## Task brief
Return the entries below verbatim. Pictures stay out.

+-------+

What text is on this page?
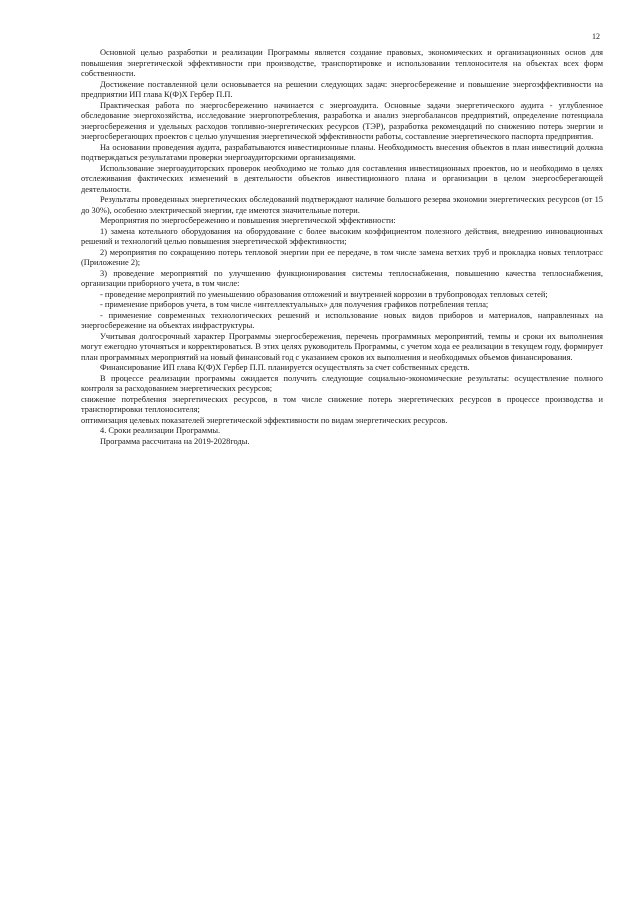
12

Основной целью разработки и реализации Программы является создание правовых, экономических и организационных основ для повышения энергетической эффективности при производстве, транспортировке и использовании теплоносителя на объектах всех форм собственности.

Достижение поставленной цели основывается на решении следующих задач: энергосбережение и повышение энергоэффективности на предприятии ИП глава К(Ф)Х Гербер П.П.

Практическая работа по энергосбережению начинается с энергоаудита. Основные задачи энергетического аудита - углубленное обследование энергохозяйства, исследование энергопотребления, разработка и анализ энергобалансов предприятий, определение потенциала энергосбережения и удельных расходов топливно-энергетических ресурсов (ТЭР), разработка рекомендаций по снижению потерь энергии и энергосберегающих проектов с целью улучшения энергетической эффективности работы, составление энергетического паспорта предприятия.

На основании проведения аудита, разрабатываются инвестиционные планы. Необходимость внесения объектов в план инвестиций должна подтверждаться результатами проверки энергоаудиторскими организациями.

Использование энергоаудиторских проверок необходимо не только для составления инвестиционных проектов, но и необходимо в целях отслеживания фактических изменений в деятельности объектов инвестиционного плана и организации в целом энергосберегающей деятельности.

Результаты проведенных энергетических обследований подтверждают наличие большого резерва экономии энергетических ресурсов (от 15 до 30%), особенно электрической энергии, где имеются значительные потери.

Мероприятия по энергосбережению и повышения энергетической эффективности:

1) замена котельного оборудования на оборудование с более высоким коэффициентом полезного действия, внедрению инновационных решений и технологий целью повышения энергетической эффективности;

2) мероприятия по сокращению потерь тепловой энергии при ее передаче, в том числе замена ветхих труб и прокладка новых теплотрасс (Приложение 2);

3) проведение мероприятий по улучшению функционирования системы теплоснабжения, повышению качества теплоснабжения, организации приборного учета, в том числе:

- проведение мероприятий по уменьшению образования отложений и внутренней коррозии в трубопроводах тепловых сетей;

- применение приборов учета, в том числе «интеллектуальных» для получения графиков потребления тепла;

- применение современных технологических решений и использование новых видов приборов и материалов, направленных на энергосбережение на объектах инфраструктуры.

Учитывая долгосрочный характер Программы энергосбережения, перечень программных мероприятий, темпы и сроки их выполнения могут ежегодно уточняться и корректироваться. В этих целях руководитель Программы, с учетом хода ее реализации в текущем году, формирует план программных мероприятий на новый финансовый год с указанием сроков их выполнения и необходимых объемов финансирования.

Финансирование ИП глава К(Ф)Х Гербер П.П. планируется осуществлять за счет собственных средств.

В процессе реализации программы ожидается получить следующие социально-экономические результаты: осуществление полного контроля за расходованием энергетических ресурсов;

снижение потребления энергетических ресурсов, в том числе снижение потерь энергетических ресурсов в процессе производства и транспортировки теплоносителя;

оптимизация целевых показателей энергетической эффективности по видам энергетических ресурсов.

4. Сроки реализации Программы.

Программа рассчитана на 2019-2028годы.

+-------+

## Right answer
What text is on this page?
12

Основной целью разработки и реализации Программы является создание правовых, экономических и организационных основ для повышения энергетической эффективности при производстве, транспортировке и использовании теплоносителя на объектах всех форм собственности.

Достижение поставленной цели основывается на решении следующих задач: энергосбережение и повышение энергоэффективности на предприятии ИП глава К(Ф)Х Гербер П.П.

Практическая работа по энергосбережению начинается с энергоаудита. Основные задачи энергетического аудита - углубленное обследование энергохозяйства, исследование энергопотребления, разработка и анализ энергобалансов предприятий, определение потенциала энергосбережения и удельных расходов топливно-энергетических ресурсов (ТЭР), разработка рекомендаций по снижению потерь энергии и энергосберегающих проектов с целью улучшения энергетической эффективности работы, составление энергетического паспорта предприятия.

На основании проведения аудита, разрабатываются инвестиционные планы. Необходимость внесения объектов в план инвестиций должна подтверждаться результатами проверки энергоаудиторскими организациями.

Использование энергоаудиторских проверок необходимо не только для составления инвестиционных проектов, но и необходимо в целях отслеживания фактических изменений в деятельности объектов инвестиционного плана и организации в целом энергосберегающей деятельности.

Результаты проведенных энергетических обследований подтверждают наличие большого резерва экономии энергетических ресурсов (от 15 до 30%), особенно электрической энергии, где имеются значительные потери.

Мероприятия по энергосбережению и повышения энергетической эффективности:

1) замена котельного оборудования на оборудование с более высоким коэффициентом полезного действия, внедрению инновационных решений и технологий целью повышения энергетической эффективности;

2) мероприятия по сокращению потерь тепловой энергии при ее передаче, в том числе замена ветхих труб и прокладка новых теплотрасс (Приложение 2);

3) проведение мероприятий по улучшению функционирования системы теплоснабжения, повышению качества теплоснабжения, организации приборного учета, в том числе:

- проведение мероприятий по уменьшению образования отложений и внутренней коррозии в трубопроводах тепловых сетей;

- применение приборов учета, в том числе «интеллектуальных» для получения графиков потребления тепла;

- применение современных технологических решений и использование новых видов приборов и материалов, направленных на энергосбережение на объектах инфраструктуры.

Учитывая долгосрочный характер Программы энергосбережения, перечень программных мероприятий, темпы и сроки их выполнения могут ежегодно уточняться и корректироваться. В этих целях руководитель Программы, с учетом хода ее реализации в текущем году, формирует план программных мероприятий на новый финансовый год с указанием сроков их выполнения и необходимых объемов финансирования.

Финансирование ИП глава К(Ф)Х Гербер П.П. планируется осуществлять за счет собственных средств.

В процессе реализации программы ожидается получить следующие социально-экономические результаты: осуществление полного контроля за расходованием энергетических ресурсов;

снижение потребления энергетических ресурсов, в том числе снижение потерь энергетических ресурсов в процессе производства и транспортировки теплоносителя;

оптимизация целевых показателей энергетической эффективности по видам энергетических ресурсов.

4. Сроки реализации Программы.

Программа рассчитана на 2019-2028годы.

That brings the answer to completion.